-- PROBLEM STATEMENT --
Take each line that has the word "写论文没有思路" and return it.

-- DATA SHOWN --
* * *

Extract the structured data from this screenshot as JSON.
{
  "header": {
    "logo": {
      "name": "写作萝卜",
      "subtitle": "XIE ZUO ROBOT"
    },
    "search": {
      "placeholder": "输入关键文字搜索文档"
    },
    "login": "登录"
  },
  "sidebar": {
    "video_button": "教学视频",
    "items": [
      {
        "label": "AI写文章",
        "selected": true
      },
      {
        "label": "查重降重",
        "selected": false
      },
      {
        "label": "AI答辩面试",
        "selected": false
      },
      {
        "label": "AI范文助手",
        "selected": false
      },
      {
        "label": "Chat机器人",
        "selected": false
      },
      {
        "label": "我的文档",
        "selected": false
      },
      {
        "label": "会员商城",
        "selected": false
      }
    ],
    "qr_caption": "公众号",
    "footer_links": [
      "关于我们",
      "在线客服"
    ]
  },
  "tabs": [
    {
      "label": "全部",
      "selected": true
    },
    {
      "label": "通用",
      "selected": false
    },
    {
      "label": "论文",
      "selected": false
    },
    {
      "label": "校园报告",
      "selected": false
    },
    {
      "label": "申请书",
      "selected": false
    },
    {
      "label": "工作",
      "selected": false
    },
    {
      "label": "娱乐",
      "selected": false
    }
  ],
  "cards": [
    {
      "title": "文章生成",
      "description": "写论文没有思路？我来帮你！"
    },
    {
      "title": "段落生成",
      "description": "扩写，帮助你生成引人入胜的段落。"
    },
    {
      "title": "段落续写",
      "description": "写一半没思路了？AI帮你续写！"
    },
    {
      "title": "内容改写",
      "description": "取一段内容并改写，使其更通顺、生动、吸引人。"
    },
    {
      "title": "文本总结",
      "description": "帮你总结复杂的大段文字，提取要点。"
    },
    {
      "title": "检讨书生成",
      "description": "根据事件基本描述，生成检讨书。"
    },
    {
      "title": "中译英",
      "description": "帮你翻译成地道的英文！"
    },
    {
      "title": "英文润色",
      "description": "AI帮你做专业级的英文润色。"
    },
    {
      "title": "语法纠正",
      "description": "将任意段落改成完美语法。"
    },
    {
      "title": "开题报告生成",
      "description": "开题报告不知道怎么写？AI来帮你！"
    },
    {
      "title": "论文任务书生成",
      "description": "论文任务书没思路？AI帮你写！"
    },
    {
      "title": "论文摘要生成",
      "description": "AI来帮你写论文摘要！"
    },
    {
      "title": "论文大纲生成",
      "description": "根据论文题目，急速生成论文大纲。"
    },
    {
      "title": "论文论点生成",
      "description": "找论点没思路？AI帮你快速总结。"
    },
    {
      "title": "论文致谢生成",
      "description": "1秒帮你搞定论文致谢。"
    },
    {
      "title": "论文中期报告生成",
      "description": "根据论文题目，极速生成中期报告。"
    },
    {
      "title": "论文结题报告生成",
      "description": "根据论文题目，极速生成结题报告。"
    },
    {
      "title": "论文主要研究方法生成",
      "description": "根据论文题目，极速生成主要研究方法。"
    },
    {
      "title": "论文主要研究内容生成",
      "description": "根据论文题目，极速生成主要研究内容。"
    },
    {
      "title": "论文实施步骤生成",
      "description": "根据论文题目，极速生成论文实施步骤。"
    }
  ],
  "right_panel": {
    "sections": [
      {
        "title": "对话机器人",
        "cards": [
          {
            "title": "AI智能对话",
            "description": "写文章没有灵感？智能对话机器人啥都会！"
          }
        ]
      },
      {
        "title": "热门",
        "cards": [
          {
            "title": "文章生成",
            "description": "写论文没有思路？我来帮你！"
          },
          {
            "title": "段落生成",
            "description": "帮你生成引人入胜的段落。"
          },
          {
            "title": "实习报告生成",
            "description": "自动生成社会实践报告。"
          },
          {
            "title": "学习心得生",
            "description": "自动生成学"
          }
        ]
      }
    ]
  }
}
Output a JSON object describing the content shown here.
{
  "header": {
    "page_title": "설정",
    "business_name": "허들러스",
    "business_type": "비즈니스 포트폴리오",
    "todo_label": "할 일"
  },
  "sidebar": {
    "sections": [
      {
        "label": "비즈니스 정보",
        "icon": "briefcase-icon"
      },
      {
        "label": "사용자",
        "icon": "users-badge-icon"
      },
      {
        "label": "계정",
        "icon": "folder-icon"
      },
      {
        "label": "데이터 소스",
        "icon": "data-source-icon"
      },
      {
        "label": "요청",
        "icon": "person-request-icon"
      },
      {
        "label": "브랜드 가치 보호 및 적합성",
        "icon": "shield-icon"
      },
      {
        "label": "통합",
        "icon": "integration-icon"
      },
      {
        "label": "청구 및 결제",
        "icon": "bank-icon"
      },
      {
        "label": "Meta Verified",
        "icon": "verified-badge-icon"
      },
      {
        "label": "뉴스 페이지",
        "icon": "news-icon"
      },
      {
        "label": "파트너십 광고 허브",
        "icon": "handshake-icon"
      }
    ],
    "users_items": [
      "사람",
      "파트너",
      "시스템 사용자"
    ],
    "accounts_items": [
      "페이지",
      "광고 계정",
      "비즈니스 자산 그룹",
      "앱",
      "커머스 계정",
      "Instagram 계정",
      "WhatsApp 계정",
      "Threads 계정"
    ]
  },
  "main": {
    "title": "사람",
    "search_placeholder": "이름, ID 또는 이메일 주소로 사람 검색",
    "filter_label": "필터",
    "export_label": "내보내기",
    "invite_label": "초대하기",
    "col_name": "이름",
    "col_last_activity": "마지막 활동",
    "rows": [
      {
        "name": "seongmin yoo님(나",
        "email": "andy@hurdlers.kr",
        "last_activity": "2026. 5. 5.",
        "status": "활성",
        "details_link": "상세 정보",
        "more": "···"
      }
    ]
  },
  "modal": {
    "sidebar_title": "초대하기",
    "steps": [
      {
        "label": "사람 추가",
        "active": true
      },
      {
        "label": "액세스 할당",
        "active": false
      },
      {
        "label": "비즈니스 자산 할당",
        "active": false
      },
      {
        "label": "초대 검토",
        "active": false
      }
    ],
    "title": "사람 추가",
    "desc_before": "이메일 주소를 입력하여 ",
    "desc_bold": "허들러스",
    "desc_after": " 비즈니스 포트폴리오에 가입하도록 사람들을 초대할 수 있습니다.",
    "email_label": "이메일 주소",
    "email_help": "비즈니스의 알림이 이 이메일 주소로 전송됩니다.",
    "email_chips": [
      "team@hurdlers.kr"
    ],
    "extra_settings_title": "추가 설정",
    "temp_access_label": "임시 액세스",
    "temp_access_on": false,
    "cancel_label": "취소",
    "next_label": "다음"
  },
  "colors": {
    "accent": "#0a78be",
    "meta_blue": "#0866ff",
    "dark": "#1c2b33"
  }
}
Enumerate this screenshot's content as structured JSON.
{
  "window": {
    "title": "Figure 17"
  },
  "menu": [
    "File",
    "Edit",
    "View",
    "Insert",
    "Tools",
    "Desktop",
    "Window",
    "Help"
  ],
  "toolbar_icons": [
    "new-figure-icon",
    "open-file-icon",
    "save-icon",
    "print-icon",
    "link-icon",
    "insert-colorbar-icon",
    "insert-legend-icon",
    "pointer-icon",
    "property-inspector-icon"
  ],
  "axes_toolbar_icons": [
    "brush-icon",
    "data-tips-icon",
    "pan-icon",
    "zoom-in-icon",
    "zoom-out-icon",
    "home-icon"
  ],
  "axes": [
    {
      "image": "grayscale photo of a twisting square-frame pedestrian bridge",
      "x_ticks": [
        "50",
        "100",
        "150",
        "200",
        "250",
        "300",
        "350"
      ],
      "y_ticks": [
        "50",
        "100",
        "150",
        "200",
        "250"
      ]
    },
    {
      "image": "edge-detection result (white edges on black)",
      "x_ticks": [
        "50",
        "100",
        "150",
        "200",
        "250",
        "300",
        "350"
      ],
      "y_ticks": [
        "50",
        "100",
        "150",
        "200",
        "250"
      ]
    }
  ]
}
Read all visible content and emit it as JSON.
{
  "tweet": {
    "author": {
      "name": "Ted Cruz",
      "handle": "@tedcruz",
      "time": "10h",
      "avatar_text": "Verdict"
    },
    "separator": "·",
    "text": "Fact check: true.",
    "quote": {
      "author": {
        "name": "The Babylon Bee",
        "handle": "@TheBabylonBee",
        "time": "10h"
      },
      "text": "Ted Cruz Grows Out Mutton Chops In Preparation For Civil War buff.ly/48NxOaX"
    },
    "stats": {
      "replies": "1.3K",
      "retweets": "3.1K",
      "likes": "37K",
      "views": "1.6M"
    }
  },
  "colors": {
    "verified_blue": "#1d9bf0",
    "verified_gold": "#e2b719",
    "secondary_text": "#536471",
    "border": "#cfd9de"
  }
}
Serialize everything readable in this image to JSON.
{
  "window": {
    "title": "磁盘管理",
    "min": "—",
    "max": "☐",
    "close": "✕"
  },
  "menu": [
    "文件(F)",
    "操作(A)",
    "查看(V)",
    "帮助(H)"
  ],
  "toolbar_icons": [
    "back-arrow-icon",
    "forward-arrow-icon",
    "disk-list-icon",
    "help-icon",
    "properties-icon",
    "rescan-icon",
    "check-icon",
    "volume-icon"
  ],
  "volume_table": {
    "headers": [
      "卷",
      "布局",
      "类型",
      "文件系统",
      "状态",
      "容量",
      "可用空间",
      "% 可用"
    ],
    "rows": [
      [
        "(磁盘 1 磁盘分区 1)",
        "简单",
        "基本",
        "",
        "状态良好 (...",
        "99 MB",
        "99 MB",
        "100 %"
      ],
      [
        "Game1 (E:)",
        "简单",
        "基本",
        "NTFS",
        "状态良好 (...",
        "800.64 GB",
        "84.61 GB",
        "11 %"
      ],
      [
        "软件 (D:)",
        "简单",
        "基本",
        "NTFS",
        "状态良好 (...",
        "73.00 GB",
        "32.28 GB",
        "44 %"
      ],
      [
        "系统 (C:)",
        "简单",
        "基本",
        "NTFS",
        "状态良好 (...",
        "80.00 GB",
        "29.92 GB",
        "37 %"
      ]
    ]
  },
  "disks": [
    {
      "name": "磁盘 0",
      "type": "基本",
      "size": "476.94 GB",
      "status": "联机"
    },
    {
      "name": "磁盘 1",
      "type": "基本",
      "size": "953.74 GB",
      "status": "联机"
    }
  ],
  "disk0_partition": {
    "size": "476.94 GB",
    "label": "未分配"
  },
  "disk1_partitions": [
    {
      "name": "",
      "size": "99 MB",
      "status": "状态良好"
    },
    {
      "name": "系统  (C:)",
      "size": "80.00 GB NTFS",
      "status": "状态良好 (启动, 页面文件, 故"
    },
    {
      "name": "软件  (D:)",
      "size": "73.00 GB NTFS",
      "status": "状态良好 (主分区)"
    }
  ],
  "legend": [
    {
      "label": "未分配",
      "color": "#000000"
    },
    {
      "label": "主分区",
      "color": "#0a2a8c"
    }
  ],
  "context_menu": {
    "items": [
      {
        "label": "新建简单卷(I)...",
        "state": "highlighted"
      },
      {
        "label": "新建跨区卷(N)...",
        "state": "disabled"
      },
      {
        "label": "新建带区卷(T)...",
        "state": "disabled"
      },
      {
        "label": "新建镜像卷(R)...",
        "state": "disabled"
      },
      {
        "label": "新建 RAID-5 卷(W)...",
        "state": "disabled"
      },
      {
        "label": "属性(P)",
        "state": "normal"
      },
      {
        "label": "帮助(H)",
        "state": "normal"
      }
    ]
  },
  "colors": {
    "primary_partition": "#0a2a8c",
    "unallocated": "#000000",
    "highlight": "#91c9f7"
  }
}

* * *

-- RESULT BELOW --
      "description": "写论文没有思路？我来帮你！"
            "description": "写论文没有思路？我来帮你！"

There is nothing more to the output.